# STATED EXERCISE
Copy out all the lines in the records that include the word "Intensity".

# RECORDS SUPPLIED
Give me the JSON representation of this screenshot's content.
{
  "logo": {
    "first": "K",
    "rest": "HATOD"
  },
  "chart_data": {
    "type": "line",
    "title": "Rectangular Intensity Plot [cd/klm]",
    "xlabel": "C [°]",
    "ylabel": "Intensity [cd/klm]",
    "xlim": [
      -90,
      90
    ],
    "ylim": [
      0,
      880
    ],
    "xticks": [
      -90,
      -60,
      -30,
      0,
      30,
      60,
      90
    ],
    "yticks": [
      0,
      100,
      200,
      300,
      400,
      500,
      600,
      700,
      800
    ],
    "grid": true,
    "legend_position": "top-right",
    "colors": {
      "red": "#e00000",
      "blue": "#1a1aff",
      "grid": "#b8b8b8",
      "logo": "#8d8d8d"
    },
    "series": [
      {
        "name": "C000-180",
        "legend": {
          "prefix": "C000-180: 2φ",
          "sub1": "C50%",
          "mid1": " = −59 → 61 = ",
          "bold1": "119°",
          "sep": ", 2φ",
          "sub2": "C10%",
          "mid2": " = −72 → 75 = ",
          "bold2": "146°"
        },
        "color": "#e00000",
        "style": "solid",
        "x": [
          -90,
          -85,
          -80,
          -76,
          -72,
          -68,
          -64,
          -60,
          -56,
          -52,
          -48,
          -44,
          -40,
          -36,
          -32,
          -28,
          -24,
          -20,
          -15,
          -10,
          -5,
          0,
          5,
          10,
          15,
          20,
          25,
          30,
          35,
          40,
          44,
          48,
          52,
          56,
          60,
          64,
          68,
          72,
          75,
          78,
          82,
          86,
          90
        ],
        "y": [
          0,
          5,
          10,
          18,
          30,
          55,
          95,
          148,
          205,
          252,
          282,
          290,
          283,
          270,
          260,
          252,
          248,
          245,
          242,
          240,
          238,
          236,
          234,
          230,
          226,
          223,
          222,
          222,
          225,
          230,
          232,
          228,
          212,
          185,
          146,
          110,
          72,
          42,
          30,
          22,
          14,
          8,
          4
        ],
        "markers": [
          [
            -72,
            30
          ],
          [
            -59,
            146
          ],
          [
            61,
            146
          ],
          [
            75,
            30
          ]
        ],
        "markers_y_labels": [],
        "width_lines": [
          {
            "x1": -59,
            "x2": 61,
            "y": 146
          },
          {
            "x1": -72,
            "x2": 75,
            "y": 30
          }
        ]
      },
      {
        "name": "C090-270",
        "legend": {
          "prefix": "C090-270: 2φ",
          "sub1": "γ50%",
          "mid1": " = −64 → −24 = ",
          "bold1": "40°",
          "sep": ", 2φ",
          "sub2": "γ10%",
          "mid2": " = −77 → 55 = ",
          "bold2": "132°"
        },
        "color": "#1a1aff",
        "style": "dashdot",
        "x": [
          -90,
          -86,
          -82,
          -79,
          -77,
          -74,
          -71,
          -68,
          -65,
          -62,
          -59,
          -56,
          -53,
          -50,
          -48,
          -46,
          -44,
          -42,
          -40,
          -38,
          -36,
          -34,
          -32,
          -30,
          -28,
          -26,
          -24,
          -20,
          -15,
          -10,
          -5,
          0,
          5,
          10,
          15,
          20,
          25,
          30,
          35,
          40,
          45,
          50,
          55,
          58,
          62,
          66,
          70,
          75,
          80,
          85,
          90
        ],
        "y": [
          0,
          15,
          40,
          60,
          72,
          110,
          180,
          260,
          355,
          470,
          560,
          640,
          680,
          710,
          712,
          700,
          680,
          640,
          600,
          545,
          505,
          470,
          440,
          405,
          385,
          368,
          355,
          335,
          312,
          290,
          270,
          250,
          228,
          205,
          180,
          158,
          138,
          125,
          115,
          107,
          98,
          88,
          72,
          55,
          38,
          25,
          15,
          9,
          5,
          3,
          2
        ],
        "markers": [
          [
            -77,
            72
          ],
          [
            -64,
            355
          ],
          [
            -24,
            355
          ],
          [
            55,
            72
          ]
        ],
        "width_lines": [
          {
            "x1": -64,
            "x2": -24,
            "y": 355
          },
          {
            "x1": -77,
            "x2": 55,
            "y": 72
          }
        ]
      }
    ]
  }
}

# FINISHED TASK
    "title": "Rectangular Intensity Plot [cd/klm]",
    "ylabel": "Intensity [cd/klm]",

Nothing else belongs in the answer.